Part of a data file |
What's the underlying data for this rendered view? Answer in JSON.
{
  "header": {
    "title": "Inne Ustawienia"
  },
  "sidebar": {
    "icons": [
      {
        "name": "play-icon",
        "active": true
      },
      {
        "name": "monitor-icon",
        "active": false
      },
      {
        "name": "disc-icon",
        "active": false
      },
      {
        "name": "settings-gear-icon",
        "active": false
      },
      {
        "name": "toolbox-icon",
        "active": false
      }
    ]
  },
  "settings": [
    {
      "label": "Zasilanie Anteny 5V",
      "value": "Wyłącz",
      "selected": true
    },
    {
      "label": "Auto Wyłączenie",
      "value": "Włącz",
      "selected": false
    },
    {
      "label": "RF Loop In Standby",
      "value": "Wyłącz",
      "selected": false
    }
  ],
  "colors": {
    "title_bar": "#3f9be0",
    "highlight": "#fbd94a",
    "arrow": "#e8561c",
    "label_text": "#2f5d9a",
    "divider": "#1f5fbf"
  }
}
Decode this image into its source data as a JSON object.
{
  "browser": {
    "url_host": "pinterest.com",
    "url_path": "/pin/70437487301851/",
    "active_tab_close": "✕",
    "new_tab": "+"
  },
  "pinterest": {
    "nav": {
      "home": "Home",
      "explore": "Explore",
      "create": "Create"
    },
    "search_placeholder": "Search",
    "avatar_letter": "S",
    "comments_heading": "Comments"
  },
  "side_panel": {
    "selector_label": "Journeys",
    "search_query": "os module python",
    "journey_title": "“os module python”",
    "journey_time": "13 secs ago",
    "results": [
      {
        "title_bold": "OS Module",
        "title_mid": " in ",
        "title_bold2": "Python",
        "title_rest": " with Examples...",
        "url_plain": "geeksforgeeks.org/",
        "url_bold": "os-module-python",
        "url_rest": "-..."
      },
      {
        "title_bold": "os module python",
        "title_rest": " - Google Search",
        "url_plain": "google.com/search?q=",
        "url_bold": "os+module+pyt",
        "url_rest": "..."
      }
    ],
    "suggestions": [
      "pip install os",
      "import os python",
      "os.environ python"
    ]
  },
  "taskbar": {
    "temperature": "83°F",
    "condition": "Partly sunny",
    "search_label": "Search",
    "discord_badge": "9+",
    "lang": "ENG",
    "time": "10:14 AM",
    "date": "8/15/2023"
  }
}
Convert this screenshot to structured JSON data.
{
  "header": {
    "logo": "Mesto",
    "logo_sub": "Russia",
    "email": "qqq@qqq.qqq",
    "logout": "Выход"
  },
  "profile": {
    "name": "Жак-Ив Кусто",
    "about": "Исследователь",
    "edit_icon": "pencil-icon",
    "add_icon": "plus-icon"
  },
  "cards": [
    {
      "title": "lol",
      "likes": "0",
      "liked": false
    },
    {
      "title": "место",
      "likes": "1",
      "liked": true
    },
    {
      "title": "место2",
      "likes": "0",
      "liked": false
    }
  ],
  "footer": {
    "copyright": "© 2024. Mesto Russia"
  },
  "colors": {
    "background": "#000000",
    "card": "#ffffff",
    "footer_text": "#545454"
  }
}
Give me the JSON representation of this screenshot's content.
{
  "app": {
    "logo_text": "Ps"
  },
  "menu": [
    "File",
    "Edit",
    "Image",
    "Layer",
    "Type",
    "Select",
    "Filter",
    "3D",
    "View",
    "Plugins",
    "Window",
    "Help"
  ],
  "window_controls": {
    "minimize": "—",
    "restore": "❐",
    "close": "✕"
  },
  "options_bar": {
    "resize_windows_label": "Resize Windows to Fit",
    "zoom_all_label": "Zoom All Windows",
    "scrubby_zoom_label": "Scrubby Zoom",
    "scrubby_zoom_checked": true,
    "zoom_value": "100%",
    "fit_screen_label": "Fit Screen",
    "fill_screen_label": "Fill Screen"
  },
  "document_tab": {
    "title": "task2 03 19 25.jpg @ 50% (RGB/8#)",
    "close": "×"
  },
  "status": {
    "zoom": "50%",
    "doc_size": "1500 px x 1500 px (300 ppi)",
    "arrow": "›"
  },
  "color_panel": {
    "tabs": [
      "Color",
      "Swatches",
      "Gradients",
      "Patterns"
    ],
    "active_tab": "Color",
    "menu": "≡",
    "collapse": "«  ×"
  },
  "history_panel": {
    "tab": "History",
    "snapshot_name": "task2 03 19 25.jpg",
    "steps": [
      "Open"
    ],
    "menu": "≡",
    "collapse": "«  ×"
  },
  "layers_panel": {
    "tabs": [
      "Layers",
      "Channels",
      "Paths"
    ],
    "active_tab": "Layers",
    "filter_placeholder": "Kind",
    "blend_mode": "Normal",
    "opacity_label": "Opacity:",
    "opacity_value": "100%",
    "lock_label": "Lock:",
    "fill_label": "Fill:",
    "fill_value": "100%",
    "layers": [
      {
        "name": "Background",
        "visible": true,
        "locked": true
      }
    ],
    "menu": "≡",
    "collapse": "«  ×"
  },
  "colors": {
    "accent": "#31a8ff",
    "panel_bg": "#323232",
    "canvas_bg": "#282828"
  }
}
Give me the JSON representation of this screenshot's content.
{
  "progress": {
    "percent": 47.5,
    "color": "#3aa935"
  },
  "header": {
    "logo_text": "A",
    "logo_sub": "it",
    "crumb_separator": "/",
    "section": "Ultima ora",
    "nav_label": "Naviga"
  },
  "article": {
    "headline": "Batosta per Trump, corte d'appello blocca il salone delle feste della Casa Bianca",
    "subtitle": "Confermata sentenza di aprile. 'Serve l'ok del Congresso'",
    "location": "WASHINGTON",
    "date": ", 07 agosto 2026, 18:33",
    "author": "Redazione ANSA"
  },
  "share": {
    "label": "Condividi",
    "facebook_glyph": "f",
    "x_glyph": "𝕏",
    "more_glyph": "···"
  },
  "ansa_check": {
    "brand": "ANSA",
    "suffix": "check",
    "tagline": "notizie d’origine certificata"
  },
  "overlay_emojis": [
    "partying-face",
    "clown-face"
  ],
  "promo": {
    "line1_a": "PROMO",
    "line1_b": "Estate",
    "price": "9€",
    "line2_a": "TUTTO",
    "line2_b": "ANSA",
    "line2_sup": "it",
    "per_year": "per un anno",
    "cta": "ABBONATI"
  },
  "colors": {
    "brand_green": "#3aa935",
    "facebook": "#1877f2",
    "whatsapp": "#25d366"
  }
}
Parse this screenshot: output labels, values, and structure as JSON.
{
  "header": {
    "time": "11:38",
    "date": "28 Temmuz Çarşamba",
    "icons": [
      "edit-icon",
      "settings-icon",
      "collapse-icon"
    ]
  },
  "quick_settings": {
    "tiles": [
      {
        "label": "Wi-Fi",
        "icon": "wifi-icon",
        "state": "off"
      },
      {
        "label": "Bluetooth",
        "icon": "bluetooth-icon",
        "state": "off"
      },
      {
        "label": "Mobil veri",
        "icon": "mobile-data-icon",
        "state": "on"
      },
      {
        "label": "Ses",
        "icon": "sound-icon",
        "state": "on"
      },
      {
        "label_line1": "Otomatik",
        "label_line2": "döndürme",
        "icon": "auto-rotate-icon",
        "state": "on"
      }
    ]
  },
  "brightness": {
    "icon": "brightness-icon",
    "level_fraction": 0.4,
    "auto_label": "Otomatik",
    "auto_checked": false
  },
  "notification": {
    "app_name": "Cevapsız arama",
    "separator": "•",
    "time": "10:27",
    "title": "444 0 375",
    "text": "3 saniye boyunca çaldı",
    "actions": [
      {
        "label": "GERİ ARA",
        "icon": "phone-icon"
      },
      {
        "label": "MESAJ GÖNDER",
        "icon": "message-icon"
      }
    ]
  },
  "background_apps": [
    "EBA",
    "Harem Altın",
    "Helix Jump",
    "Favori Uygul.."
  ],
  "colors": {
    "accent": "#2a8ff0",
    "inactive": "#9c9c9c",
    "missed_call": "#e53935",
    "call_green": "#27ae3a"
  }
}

YOUR TASK |
Locate each line with the word "screenshot" and copy it.

COMPLETED EXERCISE |
Convert this screenshot to structured JSON data.
Give me the JSON representation of this screenshot's content.
Give me the JSON representation of this screenshot's content.
Parse this screenshot: output labels, values, and structure as JSON.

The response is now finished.